- [Written request] Can you reproduce the data line for line, starting at the very first line and stopping after the line that contains "delete-mapping-button[interactable] (2222, 609, 2246, 632)", with both that first line and that last line included?

- [Items]

-----

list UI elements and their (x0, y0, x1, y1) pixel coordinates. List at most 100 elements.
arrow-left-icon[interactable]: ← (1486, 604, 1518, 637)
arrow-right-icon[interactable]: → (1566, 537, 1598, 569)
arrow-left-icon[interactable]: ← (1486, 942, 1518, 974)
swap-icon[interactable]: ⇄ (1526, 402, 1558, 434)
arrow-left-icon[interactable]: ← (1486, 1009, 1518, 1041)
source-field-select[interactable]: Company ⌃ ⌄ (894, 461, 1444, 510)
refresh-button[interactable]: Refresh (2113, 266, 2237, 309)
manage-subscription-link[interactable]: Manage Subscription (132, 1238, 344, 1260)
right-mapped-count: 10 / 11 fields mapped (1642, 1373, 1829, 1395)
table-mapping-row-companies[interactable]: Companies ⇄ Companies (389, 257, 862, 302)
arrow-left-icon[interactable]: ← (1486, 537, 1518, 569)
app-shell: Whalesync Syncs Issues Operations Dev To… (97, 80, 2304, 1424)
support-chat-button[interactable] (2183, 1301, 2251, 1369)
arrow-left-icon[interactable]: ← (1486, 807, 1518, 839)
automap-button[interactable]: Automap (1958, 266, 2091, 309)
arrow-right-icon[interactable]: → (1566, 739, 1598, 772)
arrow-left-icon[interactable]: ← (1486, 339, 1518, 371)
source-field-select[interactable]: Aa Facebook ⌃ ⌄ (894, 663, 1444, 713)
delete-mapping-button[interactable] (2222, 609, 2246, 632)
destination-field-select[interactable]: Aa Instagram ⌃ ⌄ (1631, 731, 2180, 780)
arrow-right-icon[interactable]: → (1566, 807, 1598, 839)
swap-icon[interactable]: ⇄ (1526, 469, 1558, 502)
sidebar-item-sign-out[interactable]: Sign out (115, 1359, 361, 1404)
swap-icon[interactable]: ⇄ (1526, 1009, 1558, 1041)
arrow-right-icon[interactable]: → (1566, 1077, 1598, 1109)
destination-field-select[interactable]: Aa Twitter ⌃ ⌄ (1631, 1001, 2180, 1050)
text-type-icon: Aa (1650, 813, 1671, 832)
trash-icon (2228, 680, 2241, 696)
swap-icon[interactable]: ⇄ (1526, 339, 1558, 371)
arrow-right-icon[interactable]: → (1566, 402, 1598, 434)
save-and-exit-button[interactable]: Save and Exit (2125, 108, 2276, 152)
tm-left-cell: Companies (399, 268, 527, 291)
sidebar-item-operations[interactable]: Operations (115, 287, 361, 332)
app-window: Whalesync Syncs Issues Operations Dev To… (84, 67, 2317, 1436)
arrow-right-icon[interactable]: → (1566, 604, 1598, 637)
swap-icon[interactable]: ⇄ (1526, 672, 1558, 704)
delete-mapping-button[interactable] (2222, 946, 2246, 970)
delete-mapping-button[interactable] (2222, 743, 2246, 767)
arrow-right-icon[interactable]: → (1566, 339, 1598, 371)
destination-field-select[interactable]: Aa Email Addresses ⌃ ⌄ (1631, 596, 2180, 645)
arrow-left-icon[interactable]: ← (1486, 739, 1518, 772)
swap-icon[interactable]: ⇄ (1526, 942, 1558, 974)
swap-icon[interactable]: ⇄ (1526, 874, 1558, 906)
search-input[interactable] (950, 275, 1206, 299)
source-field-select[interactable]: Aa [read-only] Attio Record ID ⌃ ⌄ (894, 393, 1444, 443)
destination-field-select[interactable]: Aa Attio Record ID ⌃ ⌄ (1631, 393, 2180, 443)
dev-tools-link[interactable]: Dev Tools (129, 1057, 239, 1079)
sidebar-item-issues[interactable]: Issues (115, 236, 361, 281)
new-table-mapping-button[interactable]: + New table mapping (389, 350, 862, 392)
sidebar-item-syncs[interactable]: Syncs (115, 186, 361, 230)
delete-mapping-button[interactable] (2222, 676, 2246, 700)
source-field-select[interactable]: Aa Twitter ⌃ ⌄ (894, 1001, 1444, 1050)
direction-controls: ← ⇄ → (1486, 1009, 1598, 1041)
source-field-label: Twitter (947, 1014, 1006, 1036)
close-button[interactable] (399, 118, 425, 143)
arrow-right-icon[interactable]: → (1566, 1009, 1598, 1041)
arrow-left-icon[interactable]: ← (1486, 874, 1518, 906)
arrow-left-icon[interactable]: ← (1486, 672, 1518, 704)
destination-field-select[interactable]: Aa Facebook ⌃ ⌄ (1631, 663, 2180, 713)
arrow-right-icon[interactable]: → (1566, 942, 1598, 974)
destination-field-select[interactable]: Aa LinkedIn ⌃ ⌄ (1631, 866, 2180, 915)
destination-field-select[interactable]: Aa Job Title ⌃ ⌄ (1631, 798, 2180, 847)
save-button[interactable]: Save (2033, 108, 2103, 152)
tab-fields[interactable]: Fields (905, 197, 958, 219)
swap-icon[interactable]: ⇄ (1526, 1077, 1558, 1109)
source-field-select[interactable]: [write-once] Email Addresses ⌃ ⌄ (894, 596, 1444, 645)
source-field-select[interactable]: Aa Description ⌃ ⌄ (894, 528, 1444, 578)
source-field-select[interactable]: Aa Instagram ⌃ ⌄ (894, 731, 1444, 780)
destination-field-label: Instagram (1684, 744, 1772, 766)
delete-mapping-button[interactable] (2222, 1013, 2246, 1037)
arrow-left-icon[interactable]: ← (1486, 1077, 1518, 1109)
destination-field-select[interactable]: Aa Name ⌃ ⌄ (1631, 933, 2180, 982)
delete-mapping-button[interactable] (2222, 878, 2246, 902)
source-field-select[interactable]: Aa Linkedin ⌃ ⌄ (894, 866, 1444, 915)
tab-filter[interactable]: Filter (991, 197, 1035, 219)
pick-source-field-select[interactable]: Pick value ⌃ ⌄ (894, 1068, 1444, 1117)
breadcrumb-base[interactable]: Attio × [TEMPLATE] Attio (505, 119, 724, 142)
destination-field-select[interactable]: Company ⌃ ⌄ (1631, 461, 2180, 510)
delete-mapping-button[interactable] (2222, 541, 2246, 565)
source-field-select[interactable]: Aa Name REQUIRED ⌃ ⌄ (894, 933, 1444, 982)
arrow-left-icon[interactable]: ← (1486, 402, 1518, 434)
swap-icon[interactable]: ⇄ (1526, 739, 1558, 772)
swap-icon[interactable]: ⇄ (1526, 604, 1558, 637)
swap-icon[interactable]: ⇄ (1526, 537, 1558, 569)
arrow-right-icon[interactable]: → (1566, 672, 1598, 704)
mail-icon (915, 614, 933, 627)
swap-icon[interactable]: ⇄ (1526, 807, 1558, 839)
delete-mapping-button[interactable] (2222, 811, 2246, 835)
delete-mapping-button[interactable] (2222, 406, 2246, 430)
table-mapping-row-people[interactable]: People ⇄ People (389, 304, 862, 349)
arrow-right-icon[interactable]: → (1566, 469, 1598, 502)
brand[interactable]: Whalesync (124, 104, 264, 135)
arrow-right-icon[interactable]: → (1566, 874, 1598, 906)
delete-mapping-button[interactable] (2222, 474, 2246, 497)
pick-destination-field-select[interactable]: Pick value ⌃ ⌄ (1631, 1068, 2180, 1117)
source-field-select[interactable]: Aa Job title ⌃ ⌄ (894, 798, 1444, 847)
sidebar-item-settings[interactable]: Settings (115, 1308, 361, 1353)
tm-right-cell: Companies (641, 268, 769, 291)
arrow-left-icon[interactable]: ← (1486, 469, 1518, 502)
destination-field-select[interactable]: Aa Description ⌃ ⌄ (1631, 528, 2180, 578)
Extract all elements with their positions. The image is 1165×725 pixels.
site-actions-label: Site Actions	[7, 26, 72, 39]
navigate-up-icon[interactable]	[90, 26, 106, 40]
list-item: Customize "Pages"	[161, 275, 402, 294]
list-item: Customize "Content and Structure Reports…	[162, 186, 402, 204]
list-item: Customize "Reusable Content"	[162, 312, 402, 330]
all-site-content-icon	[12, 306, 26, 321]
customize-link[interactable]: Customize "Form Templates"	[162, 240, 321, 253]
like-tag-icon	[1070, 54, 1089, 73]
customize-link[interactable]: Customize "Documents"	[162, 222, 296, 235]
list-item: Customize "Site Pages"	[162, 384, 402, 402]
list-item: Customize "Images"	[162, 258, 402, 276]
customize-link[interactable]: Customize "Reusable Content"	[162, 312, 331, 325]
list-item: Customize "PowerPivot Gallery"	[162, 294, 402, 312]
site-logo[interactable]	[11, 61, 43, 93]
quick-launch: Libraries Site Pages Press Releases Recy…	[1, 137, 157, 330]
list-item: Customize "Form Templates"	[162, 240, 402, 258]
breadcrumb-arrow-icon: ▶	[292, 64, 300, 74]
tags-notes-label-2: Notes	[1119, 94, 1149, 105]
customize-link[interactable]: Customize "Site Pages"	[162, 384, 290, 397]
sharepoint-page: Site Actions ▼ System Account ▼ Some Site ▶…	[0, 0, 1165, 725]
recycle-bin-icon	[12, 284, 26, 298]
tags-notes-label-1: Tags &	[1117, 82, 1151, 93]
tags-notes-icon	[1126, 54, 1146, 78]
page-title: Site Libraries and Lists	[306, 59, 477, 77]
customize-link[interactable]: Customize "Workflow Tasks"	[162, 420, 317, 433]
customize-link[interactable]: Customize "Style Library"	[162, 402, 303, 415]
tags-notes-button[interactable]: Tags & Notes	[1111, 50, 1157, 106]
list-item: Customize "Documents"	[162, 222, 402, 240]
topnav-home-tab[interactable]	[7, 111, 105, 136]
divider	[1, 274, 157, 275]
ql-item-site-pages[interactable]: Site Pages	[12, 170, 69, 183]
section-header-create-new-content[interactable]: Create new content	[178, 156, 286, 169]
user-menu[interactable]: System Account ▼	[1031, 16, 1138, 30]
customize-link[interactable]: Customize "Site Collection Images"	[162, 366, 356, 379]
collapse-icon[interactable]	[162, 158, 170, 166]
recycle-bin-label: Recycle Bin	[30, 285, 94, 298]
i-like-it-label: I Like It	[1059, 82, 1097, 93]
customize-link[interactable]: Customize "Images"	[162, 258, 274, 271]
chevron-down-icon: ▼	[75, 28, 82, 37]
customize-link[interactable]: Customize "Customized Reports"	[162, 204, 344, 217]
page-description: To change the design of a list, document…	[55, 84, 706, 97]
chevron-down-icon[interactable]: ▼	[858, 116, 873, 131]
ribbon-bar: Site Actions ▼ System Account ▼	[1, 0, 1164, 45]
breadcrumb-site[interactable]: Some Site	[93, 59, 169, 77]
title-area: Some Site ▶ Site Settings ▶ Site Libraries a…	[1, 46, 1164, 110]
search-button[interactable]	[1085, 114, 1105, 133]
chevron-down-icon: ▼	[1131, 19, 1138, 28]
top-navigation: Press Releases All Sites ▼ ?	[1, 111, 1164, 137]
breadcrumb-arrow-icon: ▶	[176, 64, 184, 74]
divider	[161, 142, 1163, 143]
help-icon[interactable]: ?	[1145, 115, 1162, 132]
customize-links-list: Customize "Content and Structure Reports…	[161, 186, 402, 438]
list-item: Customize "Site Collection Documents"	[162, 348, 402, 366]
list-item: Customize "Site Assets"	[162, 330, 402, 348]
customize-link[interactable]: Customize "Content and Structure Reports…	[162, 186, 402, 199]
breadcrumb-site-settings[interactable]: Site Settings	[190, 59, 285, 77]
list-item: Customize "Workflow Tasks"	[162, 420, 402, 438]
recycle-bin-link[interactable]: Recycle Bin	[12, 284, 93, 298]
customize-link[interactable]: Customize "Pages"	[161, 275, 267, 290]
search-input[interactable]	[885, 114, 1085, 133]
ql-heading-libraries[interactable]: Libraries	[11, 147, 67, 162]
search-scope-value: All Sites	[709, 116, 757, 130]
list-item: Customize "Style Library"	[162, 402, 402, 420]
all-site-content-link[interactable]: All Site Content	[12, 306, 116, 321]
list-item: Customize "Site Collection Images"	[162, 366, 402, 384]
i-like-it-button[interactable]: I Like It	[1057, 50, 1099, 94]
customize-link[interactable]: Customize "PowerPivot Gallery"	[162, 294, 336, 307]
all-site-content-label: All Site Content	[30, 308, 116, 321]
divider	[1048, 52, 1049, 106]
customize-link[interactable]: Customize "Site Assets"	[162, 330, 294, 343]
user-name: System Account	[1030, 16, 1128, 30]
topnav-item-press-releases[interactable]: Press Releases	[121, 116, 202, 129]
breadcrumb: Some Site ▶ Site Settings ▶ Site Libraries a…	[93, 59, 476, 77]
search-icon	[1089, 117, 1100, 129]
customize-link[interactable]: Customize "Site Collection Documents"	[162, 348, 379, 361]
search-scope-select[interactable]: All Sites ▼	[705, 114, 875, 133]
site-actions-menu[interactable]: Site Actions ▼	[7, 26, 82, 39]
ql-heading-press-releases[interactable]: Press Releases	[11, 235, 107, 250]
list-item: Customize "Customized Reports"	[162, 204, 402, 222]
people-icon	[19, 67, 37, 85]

-----

- [Answer in full]
list UI elements and their (x0, y0, x1, y1) pixel coordinates. List at most 100 elements.
arrow-left-icon[interactable]: ← (1486, 604, 1518, 637)
arrow-right-icon[interactable]: → (1566, 537, 1598, 569)
arrow-left-icon[interactable]: ← (1486, 942, 1518, 974)
swap-icon[interactable]: ⇄ (1526, 402, 1558, 434)
arrow-left-icon[interactable]: ← (1486, 1009, 1518, 1041)
source-field-select[interactable]: Company ⌃ ⌄ (894, 461, 1444, 510)
refresh-button[interactable]: Refresh (2113, 266, 2237, 309)
manage-subscription-link[interactable]: Manage Subscription (132, 1238, 344, 1260)
right-mapped-count: 10 / 11 fields mapped (1642, 1373, 1829, 1395)
table-mapping-row-companies[interactable]: Companies ⇄ Companies (389, 257, 862, 302)
arrow-left-icon[interactable]: ← (1486, 537, 1518, 569)
app-shell: Whalesync Syncs Issues Operations Dev To… (97, 80, 2304, 1424)
support-chat-button[interactable] (2183, 1301, 2251, 1369)
arrow-left-icon[interactable]: ← (1486, 807, 1518, 839)
automap-button[interactable]: Automap (1958, 266, 2091, 309)
arrow-right-icon[interactable]: → (1566, 739, 1598, 772)
arrow-left-icon[interactable]: ← (1486, 339, 1518, 371)
source-field-select[interactable]: Aa Facebook ⌃ ⌄ (894, 663, 1444, 713)
delete-mapping-button[interactable] (2222, 609, 2246, 632)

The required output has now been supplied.